| Data entries |

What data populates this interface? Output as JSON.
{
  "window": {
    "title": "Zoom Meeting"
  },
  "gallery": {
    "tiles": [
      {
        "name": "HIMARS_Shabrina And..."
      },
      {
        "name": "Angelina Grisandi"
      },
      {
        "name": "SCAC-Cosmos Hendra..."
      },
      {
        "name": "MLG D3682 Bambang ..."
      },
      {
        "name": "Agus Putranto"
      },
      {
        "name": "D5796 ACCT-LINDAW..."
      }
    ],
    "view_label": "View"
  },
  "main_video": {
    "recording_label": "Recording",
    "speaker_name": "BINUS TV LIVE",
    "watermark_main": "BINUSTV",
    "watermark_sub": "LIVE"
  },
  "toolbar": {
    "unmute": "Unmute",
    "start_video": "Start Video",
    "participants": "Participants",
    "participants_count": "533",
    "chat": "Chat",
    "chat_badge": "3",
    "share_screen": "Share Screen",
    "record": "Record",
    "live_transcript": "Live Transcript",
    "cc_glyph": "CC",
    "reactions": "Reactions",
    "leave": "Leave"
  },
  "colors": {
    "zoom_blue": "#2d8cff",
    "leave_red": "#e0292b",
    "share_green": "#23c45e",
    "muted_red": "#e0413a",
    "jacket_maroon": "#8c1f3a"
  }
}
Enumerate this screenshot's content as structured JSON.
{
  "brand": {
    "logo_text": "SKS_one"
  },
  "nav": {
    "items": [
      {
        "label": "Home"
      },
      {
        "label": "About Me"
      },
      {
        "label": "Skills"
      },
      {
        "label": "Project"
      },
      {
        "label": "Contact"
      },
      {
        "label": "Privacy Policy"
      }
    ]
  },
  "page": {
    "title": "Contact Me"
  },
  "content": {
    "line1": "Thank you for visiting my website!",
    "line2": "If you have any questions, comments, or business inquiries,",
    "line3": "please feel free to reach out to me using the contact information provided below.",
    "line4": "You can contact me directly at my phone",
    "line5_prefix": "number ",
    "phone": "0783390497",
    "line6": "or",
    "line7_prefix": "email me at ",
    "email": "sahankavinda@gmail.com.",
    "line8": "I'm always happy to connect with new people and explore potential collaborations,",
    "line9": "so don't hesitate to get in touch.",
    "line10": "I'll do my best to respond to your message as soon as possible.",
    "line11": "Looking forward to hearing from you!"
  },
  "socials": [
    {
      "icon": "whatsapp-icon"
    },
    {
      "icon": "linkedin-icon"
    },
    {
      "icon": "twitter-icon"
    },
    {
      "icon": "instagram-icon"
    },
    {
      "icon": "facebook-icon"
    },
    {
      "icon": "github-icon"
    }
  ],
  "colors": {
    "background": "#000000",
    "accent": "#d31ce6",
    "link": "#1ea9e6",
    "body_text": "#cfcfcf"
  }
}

| Short problem |
Transcribe the data. Leave every line exactly as it is.

| The reply |
What data populates this interface? Output as JSON.
{
  "window": {
    "title": "Zoom Meeting"
  },
  "gallery": {
    "tiles": [
      {
        "name": "HIMARS_Shabrina And..."
      },
      {
        "name": "Angelina Grisandi"
      },
      {
        "name": "SCAC-Cosmos Hendra..."
      },
      {
        "name": "MLG D3682 Bambang ..."
      },
      {
        "name": "Agus Putranto"
      },
      {
        "name": "D5796 ACCT-LINDAW..."
      }
    ],
    "view_label": "View"
  },
  "main_video": {
    "recording_label": "Recording",
    "speaker_name": "BINUS TV LIVE",
    "watermark_main": "BINUSTV",
    "watermark_sub": "LIVE"
  },
  "toolbar": {
    "unmute": "Unmute",
    "start_video": "Start Video",
    "participants": "Participants",
    "participants_count": "533",
    "chat": "Chat",
    "chat_badge": "3",
    "share_screen": "Share Screen",
    "record": "Record",
    "live_transcript": "Live Transcript",
    "cc_glyph": "CC",
    "reactions": "Reactions",
    "leave": "Leave"
  },
  "colors": {
    "zoom_blue": "#2d8cff",
    "leave_red": "#e0292b",
    "share_green": "#23c45e",
    "muted_red": "#e0413a",
    "jacket_maroon": "#8c1f3a"
  }
}
Enumerate this screenshot's content as structured JSON.
{
  "brand": {
    "logo_text": "SKS_one"
  },
  "nav": {
    "items": [
      {
        "label": "Home"
      },
      {
        "label": "About Me"
      },
      {
        "label": "Skills"
      },
      {
        "label": "Project"
      },
      {
        "label": "Contact"
      },
      {
        "label": "Privacy Policy"
      }
    ]
  },
  "page": {
    "title": "Contact Me"
  },
  "content": {
    "line1": "Thank you for visiting my website!",
    "line2": "If you have any questions, comments, or business inquiries,",
    "line3": "please feel free to reach out to me using the contact information provided below.",
    "line4": "You can contact me directly at my phone",
    "line5_prefix": "number ",
    "phone": "0783390497",
    "line6": "or",
    "line7_prefix": "email me at ",
    "email": "sahankavinda@gmail.com.",
    "line8": "I'm always happy to connect with new people and explore potential collaborations,",
    "line9": "so don't hesitate to get in touch.",
    "line10": "I'll do my best to respond to your message as soon as possible.",
    "line11": "Looking forward to hearing from you!"
  },
  "socials": [
    {
      "icon": "whatsapp-icon"
    },
    {
      "icon": "linkedin-icon"
    },
    {
      "icon": "twitter-icon"
    },
    {
      "icon": "instagram-icon"
    },
    {
      "icon": "facebook-icon"
    },
    {
      "icon": "github-icon"
    }
  ],
  "colors": {
    "background": "#000000",
    "accent": "#d31ce6",
    "link": "#1ea9e6",
    "body_text": "#cfcfcf"
  }
}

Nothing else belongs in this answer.